Problem requirements ▸
Locate every line in the records below that holds the word "color" and return each one.

Entries shown ▸
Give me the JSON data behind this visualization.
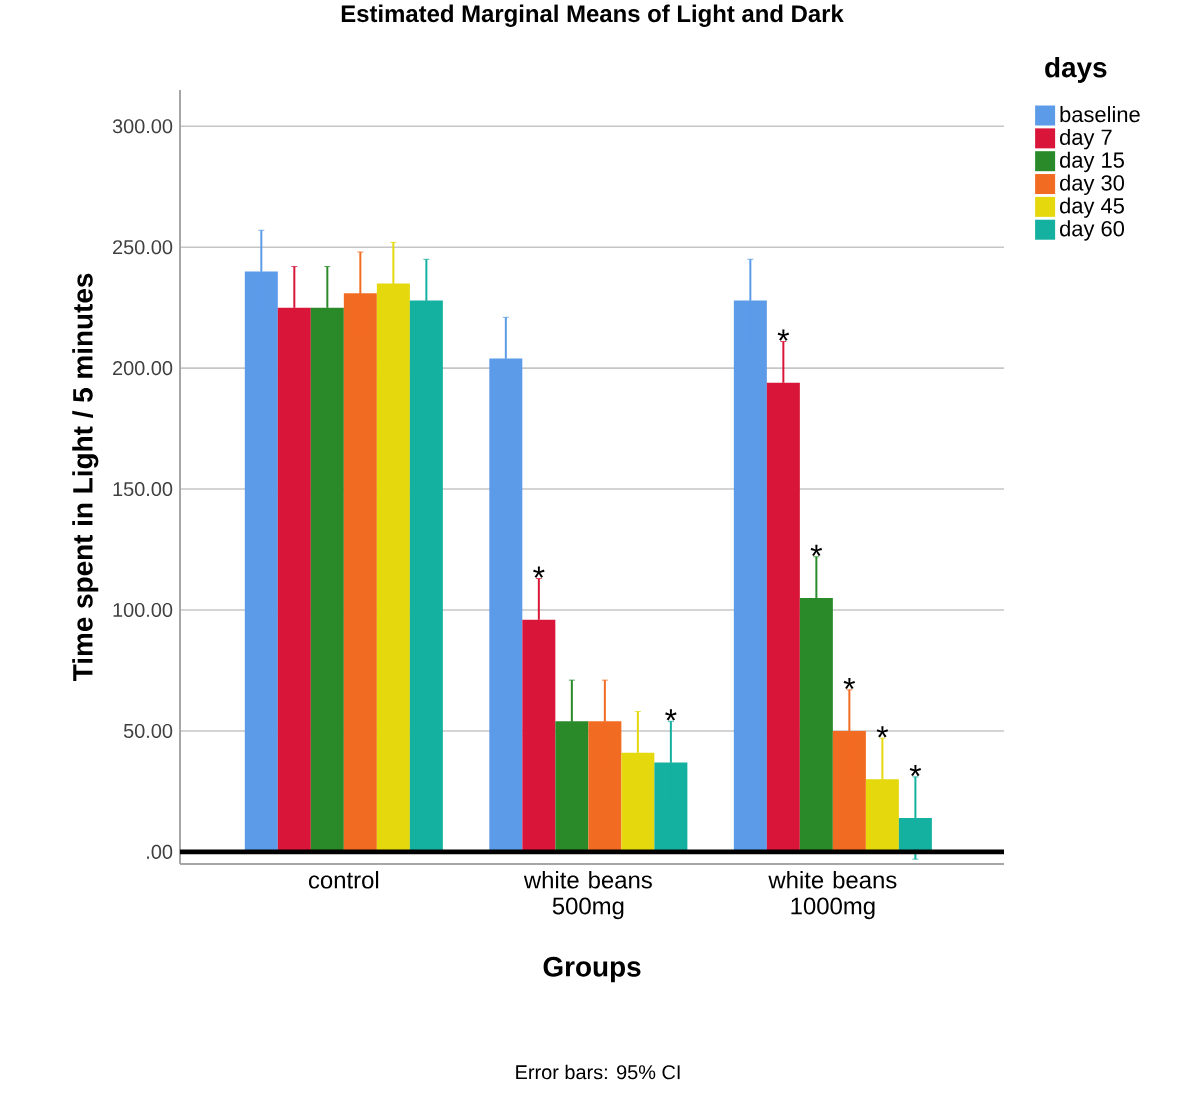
{
  "chart_data": {
    "type": "bar",
    "title": "Estimated Marginal Means of Light and Dark",
    "xlabel": "Groups",
    "ylabel": "Time spent in Light / 5 minutes",
    "legend_title": "days",
    "categories": [
      "control",
      "white beans 500mg",
      "white beans 1000mg"
    ],
    "series": [
      {
        "name": "baseline",
        "color": "#5b9be8",
        "values": [
          240,
          204,
          228
        ],
        "errors": [
          17,
          17,
          17
        ]
      },
      {
        "name": "day 7",
        "color": "#d9163a",
        "values": [
          225,
          96,
          194
        ],
        "errors": [
          17,
          17,
          17
        ]
      },
      {
        "name": "day 15",
        "color": "#2a8a2a",
        "values": [
          225,
          54,
          105
        ],
        "errors": [
          17,
          17,
          17
        ]
      },
      {
        "name": "day 30",
        "color": "#f26b22",
        "values": [
          231,
          54,
          50
        ],
        "errors": [
          17,
          17,
          17
        ]
      },
      {
        "name": "day 45",
        "color": "#e5d80c",
        "values": [
          235,
          41,
          30
        ],
        "errors": [
          17,
          17,
          17
        ]
      },
      {
        "name": "day 60",
        "color": "#14b0a0",
        "values": [
          228,
          37,
          14
        ],
        "errors": [
          17,
          17,
          17
        ]
      }
    ],
    "ylim": [
      -5,
      315
    ],
    "yticks": [
      {
        "value": 0,
        "label": ".00"
      },
      {
        "value": 50,
        "label": "50.00"
      },
      {
        "value": 100,
        "label": "100.00"
      },
      {
        "value": 150,
        "label": "150.00"
      },
      {
        "value": 200,
        "label": "200.00"
      },
      {
        "value": 250,
        "label": "250.00"
      },
      {
        "value": 300,
        "label": "300.00"
      }
    ],
    "grid": "y",
    "legend": "right",
    "annotations": [
      {
        "text": "*",
        "y": 113
      },
      {
        "text": "*",
        "x": "white beans 500mg",
        "y": 54
      },
      {
        "text": "*",
        "y": 211
      },
      {
        "text": "*",
        "y": 122
      },
      {
        "text": "*",
        "x": "white beans 1000mg",
        "y": 67
      },
      {
        "text": "*",
        "x": "white beans 1000mg",
        "y": 47
      },
      {
        "text": "*",
        "x": "white beans 1000mg",
        "y": 31
      },
      "Error bars: 95% CI"
    ]
  }
}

Reply ▸
        "color": "#5b9be8",
        "color": "#d9163a",
        "color": "#2a8a2a",
        "color": "#f26b22",
        "color": "#e5d80c",
        "color": "#14b0a0",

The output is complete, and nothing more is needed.